• PROBLEM REQUIREMENTS: Please output the lines shown below exactly as they appear.

[Records from a data collection]
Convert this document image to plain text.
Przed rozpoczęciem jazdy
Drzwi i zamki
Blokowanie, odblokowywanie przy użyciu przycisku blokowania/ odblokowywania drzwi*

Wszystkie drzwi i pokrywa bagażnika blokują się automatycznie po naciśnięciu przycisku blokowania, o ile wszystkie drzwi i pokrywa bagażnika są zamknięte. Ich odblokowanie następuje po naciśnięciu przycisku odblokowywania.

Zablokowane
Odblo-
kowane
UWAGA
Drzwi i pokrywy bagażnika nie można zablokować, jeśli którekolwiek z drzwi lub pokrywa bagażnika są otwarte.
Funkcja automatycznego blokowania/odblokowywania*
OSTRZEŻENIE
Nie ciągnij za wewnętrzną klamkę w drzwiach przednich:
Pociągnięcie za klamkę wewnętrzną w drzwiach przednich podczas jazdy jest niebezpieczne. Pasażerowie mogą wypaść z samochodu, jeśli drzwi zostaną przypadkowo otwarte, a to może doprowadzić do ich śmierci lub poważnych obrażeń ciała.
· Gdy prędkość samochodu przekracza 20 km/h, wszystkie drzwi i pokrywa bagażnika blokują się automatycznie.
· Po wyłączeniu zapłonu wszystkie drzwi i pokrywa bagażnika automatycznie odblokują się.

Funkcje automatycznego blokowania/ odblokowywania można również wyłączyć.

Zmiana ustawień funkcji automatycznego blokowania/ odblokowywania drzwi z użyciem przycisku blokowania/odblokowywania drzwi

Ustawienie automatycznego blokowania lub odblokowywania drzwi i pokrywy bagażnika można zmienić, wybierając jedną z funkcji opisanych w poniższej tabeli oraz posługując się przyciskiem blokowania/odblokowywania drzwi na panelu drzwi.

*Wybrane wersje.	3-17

• RESPONSE TO THIS EXERCISE:
Convert this document image to plain text.
Przed rozpoczęciem jazdy
Drzwi i zamki
Blokowanie, odblokowywanie przy użyciu przycisku blokowania/ odblokowywania drzwi*

Wszystkie drzwi i pokrywa bagażnika blokują się automatycznie po naciśnięciu przycisku blokowania, o ile wszystkie drzwi i pokrywa bagażnika są zamknięte. Ich odblokowanie następuje po naciśnięciu przycisku odblokowywania.

Zablokowane
Odblo-
kowane
UWAGA
Drzwi i pokrywy bagażnika nie można zablokować, jeśli którekolwiek z drzwi lub pokrywa bagażnika są otwarte.
Funkcja automatycznego blokowania/odblokowywania*
OSTRZEŻENIE
Nie ciągnij za wewnętrzną klamkę w drzwiach przednich:
Pociągnięcie za klamkę wewnętrzną w drzwiach przednich podczas jazdy jest niebezpieczne. Pasażerowie mogą wypaść z samochodu, jeśli drzwi zostaną przypadkowo otwarte, a to może doprowadzić do ich śmierci lub poważnych obrażeń ciała.
· Gdy prędkość samochodu przekracza 20 km/h, wszystkie drzwi i pokrywa bagażnika blokują się automatycznie.
· Po wyłączeniu zapłonu wszystkie drzwi i pokrywa bagażnika automatycznie odblokują się.

Funkcje automatycznego blokowania/ odblokowywania można również wyłączyć.

Zmiana ustawień funkcji automatycznego blokowania/ odblokowywania drzwi z użyciem przycisku blokowania/odblokowywania drzwi

Ustawienie automatycznego blokowania lub odblokowywania drzwi i pokrywy bagażnika można zmienić, wybierając jedną z funkcji opisanych w poniższej tabeli oraz posługując się przyciskiem blokowania/odblokowywania drzwi na panelu drzwi.

*Wybrane wersje.	3-17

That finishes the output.